[Rows from a dataset]
■ ■ ■ ■
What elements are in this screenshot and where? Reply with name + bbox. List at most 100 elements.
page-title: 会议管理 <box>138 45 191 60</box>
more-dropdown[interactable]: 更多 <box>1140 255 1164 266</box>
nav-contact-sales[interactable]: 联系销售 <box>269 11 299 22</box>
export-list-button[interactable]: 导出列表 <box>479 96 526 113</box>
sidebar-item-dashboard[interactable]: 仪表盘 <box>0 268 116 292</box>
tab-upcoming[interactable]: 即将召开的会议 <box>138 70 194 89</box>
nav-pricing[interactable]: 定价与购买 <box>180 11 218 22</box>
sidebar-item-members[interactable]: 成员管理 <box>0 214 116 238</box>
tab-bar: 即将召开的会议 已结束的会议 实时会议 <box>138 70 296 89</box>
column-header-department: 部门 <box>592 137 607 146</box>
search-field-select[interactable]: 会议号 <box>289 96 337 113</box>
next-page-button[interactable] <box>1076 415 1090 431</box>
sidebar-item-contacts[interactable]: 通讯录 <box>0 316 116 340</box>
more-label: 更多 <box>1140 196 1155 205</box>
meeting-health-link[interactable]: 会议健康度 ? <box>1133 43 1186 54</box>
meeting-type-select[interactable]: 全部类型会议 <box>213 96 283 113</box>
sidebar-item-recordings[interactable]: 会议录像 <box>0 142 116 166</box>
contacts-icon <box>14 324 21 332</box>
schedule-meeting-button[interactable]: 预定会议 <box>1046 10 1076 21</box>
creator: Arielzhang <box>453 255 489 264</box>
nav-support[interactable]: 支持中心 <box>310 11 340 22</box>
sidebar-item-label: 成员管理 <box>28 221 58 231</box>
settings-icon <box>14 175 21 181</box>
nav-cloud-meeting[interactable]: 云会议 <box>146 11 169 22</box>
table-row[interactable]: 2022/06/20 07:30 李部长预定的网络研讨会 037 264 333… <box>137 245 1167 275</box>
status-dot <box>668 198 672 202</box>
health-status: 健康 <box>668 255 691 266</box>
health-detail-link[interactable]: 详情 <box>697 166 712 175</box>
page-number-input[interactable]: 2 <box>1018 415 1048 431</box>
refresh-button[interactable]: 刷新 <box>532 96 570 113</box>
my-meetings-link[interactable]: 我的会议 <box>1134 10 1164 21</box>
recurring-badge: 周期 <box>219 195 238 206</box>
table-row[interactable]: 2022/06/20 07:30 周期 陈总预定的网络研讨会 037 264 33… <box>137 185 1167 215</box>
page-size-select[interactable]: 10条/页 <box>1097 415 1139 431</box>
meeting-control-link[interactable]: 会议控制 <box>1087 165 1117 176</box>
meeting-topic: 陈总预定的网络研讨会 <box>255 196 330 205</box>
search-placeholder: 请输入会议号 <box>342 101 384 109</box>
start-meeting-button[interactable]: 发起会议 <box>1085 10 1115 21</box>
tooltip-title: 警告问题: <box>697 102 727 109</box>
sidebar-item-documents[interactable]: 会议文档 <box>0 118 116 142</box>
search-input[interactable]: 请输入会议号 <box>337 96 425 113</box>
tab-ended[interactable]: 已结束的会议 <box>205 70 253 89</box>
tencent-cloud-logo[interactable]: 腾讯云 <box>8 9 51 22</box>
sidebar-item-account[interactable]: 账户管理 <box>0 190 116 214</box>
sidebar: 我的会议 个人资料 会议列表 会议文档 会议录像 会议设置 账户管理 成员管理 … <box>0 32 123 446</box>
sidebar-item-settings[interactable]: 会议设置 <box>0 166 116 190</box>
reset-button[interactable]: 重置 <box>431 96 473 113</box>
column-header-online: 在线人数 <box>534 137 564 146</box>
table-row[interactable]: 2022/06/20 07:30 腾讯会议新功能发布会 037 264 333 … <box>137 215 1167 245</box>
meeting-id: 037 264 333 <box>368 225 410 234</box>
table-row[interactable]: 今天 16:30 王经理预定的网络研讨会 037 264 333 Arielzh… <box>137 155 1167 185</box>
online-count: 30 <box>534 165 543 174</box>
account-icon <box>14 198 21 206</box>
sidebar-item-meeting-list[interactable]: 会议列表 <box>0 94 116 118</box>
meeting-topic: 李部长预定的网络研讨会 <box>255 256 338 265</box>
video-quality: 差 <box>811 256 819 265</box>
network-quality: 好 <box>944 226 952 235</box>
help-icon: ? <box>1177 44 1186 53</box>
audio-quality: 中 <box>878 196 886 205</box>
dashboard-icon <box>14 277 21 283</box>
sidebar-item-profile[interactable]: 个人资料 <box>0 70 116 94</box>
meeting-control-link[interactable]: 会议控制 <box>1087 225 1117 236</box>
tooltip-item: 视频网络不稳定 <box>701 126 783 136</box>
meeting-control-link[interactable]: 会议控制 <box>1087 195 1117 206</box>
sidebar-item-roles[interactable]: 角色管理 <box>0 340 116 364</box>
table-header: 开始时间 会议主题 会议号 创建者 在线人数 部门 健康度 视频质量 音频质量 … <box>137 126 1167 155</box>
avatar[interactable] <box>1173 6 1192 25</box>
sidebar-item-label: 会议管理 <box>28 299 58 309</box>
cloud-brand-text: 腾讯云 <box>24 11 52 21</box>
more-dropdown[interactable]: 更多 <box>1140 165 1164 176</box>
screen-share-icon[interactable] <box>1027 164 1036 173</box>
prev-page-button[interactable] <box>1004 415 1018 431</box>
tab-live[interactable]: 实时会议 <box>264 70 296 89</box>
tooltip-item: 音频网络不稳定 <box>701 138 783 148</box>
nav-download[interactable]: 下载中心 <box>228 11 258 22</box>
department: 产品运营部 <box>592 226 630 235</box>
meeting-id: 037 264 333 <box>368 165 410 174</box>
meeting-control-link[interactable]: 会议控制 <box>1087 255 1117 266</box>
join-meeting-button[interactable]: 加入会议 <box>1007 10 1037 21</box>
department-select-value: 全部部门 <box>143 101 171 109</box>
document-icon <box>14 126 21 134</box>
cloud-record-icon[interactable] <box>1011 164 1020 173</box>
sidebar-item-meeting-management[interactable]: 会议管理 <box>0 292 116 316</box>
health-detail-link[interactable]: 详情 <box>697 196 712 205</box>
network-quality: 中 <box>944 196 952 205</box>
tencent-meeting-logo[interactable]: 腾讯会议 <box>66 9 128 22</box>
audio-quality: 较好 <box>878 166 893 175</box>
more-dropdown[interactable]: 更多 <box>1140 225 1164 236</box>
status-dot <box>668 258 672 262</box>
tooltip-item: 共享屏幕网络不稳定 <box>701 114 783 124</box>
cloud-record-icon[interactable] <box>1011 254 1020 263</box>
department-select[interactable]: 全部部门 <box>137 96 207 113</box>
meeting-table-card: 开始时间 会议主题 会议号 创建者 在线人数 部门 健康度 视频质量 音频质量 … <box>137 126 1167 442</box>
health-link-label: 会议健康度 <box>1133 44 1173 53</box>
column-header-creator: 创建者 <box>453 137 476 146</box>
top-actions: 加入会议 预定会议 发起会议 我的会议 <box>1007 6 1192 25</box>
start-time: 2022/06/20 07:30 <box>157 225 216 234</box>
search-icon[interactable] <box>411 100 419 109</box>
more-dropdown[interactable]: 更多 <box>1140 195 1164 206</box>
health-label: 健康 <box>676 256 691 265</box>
■ ■ ■ ■
**Work to do**
Which lines in the records contain the string "全部部门", with case counting? Report each such line in full.

**Solution below**
department-select-value: 全部部门 <box>143 101 171 109</box>
department-select[interactable]: 全部部门 <box>137 96 207 113</box>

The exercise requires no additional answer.